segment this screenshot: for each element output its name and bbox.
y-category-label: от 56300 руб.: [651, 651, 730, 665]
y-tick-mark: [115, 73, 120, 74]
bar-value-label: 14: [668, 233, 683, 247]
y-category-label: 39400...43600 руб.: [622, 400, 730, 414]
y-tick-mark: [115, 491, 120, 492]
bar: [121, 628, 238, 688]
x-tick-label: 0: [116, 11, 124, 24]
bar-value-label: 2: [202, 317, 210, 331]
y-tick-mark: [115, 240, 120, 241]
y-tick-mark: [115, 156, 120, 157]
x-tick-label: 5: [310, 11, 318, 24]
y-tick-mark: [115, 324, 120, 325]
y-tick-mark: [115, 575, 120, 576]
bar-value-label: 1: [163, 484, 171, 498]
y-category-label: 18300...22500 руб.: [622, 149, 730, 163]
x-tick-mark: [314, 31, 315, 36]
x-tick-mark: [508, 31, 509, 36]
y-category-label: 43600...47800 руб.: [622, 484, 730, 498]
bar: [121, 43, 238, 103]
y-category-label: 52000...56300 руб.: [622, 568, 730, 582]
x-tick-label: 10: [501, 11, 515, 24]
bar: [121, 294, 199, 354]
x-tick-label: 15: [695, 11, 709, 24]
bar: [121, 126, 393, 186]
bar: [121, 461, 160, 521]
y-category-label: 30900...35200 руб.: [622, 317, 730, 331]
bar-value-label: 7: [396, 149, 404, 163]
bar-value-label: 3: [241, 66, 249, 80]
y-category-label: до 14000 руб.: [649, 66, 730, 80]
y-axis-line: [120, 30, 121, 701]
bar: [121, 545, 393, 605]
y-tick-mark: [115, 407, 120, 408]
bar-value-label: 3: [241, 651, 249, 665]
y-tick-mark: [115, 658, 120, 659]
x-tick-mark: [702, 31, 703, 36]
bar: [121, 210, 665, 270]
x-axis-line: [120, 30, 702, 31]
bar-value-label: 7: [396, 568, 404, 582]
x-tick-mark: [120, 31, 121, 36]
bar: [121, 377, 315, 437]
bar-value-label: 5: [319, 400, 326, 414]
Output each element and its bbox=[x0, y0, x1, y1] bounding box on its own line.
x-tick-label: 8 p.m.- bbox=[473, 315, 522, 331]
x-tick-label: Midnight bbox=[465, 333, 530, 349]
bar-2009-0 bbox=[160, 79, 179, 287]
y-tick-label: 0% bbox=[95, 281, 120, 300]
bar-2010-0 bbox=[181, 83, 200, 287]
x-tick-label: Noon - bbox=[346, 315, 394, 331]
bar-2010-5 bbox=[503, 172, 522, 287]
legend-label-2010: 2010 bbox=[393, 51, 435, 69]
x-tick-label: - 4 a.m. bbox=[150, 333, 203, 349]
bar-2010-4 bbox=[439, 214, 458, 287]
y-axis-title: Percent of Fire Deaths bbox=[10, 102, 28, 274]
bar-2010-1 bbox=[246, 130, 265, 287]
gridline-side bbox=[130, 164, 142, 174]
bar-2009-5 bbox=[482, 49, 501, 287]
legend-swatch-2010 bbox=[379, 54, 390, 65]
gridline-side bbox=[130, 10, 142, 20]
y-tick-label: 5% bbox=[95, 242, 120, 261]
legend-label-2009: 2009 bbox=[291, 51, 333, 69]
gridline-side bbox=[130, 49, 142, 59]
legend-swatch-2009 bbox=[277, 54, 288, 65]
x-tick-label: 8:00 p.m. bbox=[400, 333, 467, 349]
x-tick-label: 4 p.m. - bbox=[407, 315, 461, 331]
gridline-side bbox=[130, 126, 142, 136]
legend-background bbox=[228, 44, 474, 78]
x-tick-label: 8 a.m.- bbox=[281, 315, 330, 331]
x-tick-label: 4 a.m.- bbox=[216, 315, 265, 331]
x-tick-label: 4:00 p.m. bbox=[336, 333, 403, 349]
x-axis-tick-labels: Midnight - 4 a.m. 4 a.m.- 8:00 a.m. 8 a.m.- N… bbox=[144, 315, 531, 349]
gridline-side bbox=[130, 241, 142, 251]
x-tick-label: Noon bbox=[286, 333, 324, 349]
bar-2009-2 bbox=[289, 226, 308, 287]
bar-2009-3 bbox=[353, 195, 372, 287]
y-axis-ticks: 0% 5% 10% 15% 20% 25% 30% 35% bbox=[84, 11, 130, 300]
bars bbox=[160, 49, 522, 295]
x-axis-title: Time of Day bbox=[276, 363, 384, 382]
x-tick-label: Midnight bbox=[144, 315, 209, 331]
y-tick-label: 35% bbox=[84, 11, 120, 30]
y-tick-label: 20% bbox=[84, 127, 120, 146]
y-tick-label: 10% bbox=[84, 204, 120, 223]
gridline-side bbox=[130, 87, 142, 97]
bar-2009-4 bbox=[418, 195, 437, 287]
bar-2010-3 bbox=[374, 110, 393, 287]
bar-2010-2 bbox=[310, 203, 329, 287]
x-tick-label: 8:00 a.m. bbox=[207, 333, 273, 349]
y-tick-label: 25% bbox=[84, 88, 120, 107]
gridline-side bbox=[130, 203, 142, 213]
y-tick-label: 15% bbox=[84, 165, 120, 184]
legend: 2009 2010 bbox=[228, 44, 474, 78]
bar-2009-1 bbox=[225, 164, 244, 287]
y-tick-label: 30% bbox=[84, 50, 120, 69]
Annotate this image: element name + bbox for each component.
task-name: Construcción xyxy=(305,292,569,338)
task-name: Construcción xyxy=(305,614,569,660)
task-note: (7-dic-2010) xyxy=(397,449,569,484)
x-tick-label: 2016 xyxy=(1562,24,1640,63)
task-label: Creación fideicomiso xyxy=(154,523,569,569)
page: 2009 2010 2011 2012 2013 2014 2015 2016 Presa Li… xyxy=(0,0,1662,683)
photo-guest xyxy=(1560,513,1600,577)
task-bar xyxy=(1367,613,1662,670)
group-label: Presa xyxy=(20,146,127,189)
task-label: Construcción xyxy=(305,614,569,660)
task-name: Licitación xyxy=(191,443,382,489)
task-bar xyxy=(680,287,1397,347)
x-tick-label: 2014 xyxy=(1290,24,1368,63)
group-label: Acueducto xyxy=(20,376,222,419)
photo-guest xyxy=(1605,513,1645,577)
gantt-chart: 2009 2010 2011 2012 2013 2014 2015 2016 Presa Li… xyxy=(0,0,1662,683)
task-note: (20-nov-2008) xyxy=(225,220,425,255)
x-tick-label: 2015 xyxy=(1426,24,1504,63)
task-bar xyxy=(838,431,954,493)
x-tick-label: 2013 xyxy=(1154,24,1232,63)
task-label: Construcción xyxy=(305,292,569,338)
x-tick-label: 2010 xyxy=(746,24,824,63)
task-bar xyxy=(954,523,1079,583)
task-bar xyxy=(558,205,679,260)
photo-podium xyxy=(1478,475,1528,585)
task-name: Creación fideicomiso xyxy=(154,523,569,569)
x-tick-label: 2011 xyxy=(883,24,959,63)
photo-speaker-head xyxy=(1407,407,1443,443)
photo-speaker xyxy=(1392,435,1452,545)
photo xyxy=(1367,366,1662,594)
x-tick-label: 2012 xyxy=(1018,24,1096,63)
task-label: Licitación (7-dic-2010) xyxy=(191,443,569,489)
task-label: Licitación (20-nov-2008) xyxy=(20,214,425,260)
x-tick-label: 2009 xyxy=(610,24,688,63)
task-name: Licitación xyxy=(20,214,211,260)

——————

### AIM
Rewrite all of the entries above as a single numbered list, leaving out any blank lines.

### SOLUTION FOR THIS PROBLEM
1. segment this screenshot: for each element output its name and bbox.
2. y-category-label: от 56300 руб.: [651, 651, 730, 665]
3. y-tick-mark: [115, 73, 120, 74]
4. bar-value-label: 14: [668, 233, 683, 247]
5. y-category-label: 39400...43600 руб.: [622, 400, 730, 414]
6. y-tick-mark: [115, 491, 120, 492]
7. bar: [121, 628, 238, 688]
8. x-tick-label: 0: [116, 11, 124, 24]
9. bar-value-label: 2: [202, 317, 210, 331]
10. y-tick-mark: [115, 240, 120, 241]
11. y-tick-mark: [115, 156, 120, 157]
12. x-tick-label: 5: [310, 11, 318, 24]
13. y-tick-mark: [115, 324, 120, 325]
14. y-tick-mark: [115, 575, 120, 576]
15. bar-value-label: 1: [163, 484, 171, 498]
16. y-category-label: 18300...22500 руб.: [622, 149, 730, 163]
17. x-tick-mark: [314, 31, 315, 36]
18. x-tick-mark: [508, 31, 509, 36]
19. y-category-label: 43600...47800 руб.: [622, 484, 730, 498]
20. bar: [121, 43, 238, 103]
21. y-category-label: 52000...56300 руб.: [622, 568, 730, 582]
22. x-tick-label: 10: [501, 11, 515, 24]
23. bar: [121, 294, 199, 354]
24. x-tick-label: 15: [695, 11, 709, 24]
25. bar: [121, 126, 393, 186]
26. bar: [121, 461, 160, 521]
27. y-category-label: 30900...35200 руб.: [622, 317, 730, 331]
28. bar-value-label: 7: [396, 149, 404, 163]
29. bar-value-label: 3: [241, 66, 249, 80]
30. y-category-label: до 14000 руб.: [649, 66, 730, 80]
31. y-axis-line: [120, 30, 121, 701]
32. bar: [121, 545, 393, 605]
33. y-tick-mark: [115, 407, 120, 408]
34. bar-value-label: 3: [241, 651, 249, 665]
35. y-tick-mark: [115, 658, 120, 659]
36. x-tick-mark: [702, 31, 703, 36]
37. bar: [121, 210, 665, 270]
38. x-axis-line: [120, 30, 702, 31]
39. bar-value-label: 7: [396, 568, 404, 582]
40. x-tick-mark: [120, 31, 121, 36]
41. bar: [121, 377, 315, 437]
42. bar-value-label: 5: [319, 400, 326, 414]
43. Output each element and its bbox=[x0, y0, x1, y1] bounding box on its own line.
44. x-tick-label: 8 p.m.- bbox=[473, 315, 522, 331]
45. x-tick-label: Midnight bbox=[465, 333, 530, 349]
46. bar-2009-0 bbox=[160, 79, 179, 287]
47. y-tick-label: 0% bbox=[95, 281, 120, 300]
48. bar-2010-0 bbox=[181, 83, 200, 287]
49. x-tick-label: Noon - bbox=[346, 315, 394, 331]
50. bar-2010-5 bbox=[503, 172, 522, 287]
51. legend-label-2010: 2010 bbox=[393, 51, 435, 69]
52. x-tick-label: - 4 a.m. bbox=[150, 333, 203, 349]
53. bar-2010-4 bbox=[439, 214, 458, 287]
54. y-axis-title: Percent of Fire Deaths bbox=[10, 102, 28, 274]
55. bar-2010-1 bbox=[246, 130, 265, 287]
56. gridline-side bbox=[130, 164, 142, 174]
57. bar-2009-5 bbox=[482, 49, 501, 287]
58. legend-swatch-2010 bbox=[379, 54, 390, 65]
59. gridline-side bbox=[130, 10, 142, 20]
60. y-tick-label: 5% bbox=[95, 242, 120, 261]
61. legend-label-2009: 2009 bbox=[291, 51, 333, 69]
62. gridline-side bbox=[130, 49, 142, 59]
63. legend-swatch-2009 bbox=[277, 54, 288, 65]
64. x-tick-label: 8:00 p.m. bbox=[400, 333, 467, 349]
65. x-tick-label: 4 p.m. - bbox=[407, 315, 461, 331]
66. gridline-side bbox=[130, 126, 142, 136]
67. legend-background bbox=[228, 44, 474, 78]
68. x-tick-label: 8 a.m.- bbox=[281, 315, 330, 331]
69. x-tick-label: 4 a.m.- bbox=[216, 315, 265, 331]
70. x-tick-label: 4:00 p.m. bbox=[336, 333, 403, 349]
71. x-axis-tick-labels: Midnight - 4 a.m. 4 a.m.- 8:00 a.m. 8 a.m.- N… bbox=[144, 315, 531, 349]
72. gridline-side bbox=[130, 241, 142, 251]
73. x-tick-label: Noon bbox=[286, 333, 324, 349]
74. bar-2009-2 bbox=[289, 226, 308, 287]
75. bar-2009-3 bbox=[353, 195, 372, 287]
76. y-axis-ticks: 0% 5% 10% 15% 20% 25% 30% 35% bbox=[84, 11, 130, 300]
77. bars bbox=[160, 49, 522, 295]
78. x-axis-title: Time of Day bbox=[276, 363, 384, 382]
79. x-tick-label: Midnight bbox=[144, 315, 209, 331]
80. y-tick-label: 35% bbox=[84, 11, 120, 30]
81. y-tick-label: 20% bbox=[84, 127, 120, 146]
82. y-tick-label: 10% bbox=[84, 204, 120, 223]
83. gridline-side bbox=[130, 87, 142, 97]
84. bar-2009-4 bbox=[418, 195, 437, 287]
85. bar-2010-3 bbox=[374, 110, 393, 287]
86. bar-2010-2 bbox=[310, 203, 329, 287]
87. x-tick-label: 8:00 a.m. bbox=[207, 333, 273, 349]
88. y-tick-label: 25% bbox=[84, 88, 120, 107]
89. gridline-side bbox=[130, 203, 142, 213]
90. y-tick-label: 15% bbox=[84, 165, 120, 184]
91. legend: 2009 2010 bbox=[228, 44, 474, 78]
92. bar-2009-1 bbox=[225, 164, 244, 287]
93. y-tick-label: 30% bbox=[84, 50, 120, 69]
94. Annotate this image: element name + bbox for each component.
95. task-name: Construcción xyxy=(305,292,569,338)
96. task-name: Construcción xyxy=(305,614,569,660)
97. task-note: (7-dic-2010) xyxy=(397,449,569,484)
98. x-tick-label: 2016 xyxy=(1562,24,1640,63)
99. task-label: Creación fideicomiso xyxy=(154,523,569,569)
100. page: 2009 2010 2011 2012 2013 2014 2015 2016 Presa Li… xyxy=(0,0,1662,683)
101. photo-guest xyxy=(1560,513,1600,577)
102. task-bar xyxy=(1367,613,1662,670)
103. group-label: Presa xyxy=(20,146,127,189)
104. task-label: Construcción xyxy=(305,614,569,660)
105. task-name: Licitación xyxy=(191,443,382,489)
106. task-bar xyxy=(680,287,1397,347)
107. x-tick-label: 2014 xyxy=(1290,24,1368,63)
108. group-label: Acueducto xyxy=(20,376,222,419)
109. photo-guest xyxy=(1605,513,1645,577)
110. gantt-chart: 2009 2010 2011 2012 2013 2014 2015 2016 Presa Li… xyxy=(0,0,1662,683)
111. task-note: (20-nov-2008) xyxy=(225,220,425,255)
112. x-tick-label: 2015 xyxy=(1426,24,1504,63)
113. task-bar xyxy=(838,431,954,493)
114. x-tick-label: 2013 xyxy=(1154,24,1232,63)
115. task-label: Construcción xyxy=(305,292,569,338)
116. x-tick-label: 2010 xyxy=(746,24,824,63)
117. task-bar xyxy=(954,523,1079,583)
118. task-bar xyxy=(558,205,679,260)
119. photo-podium xyxy=(1478,475,1528,585)
120. task-name: Creación fideicomiso xyxy=(154,523,569,569)
121. x-tick-label: 2011 xyxy=(883,24,959,63)
122. photo-speaker-head xyxy=(1407,407,1443,443)
123. photo-speaker xyxy=(1392,435,1452,545)
124. photo xyxy=(1367,366,1662,594)
125. x-tick-label: 2012 xyxy=(1018,24,1096,63)
126. task-label: Licitación (7-dic-2010) xyxy=(191,443,569,489)
127. task-label: Licitación (20-nov-2008) xyxy=(20,214,425,260)
128. x-tick-label: 2009 xyxy=(610,24,688,63)
129. task-name: Licitación xyxy=(20,214,211,260)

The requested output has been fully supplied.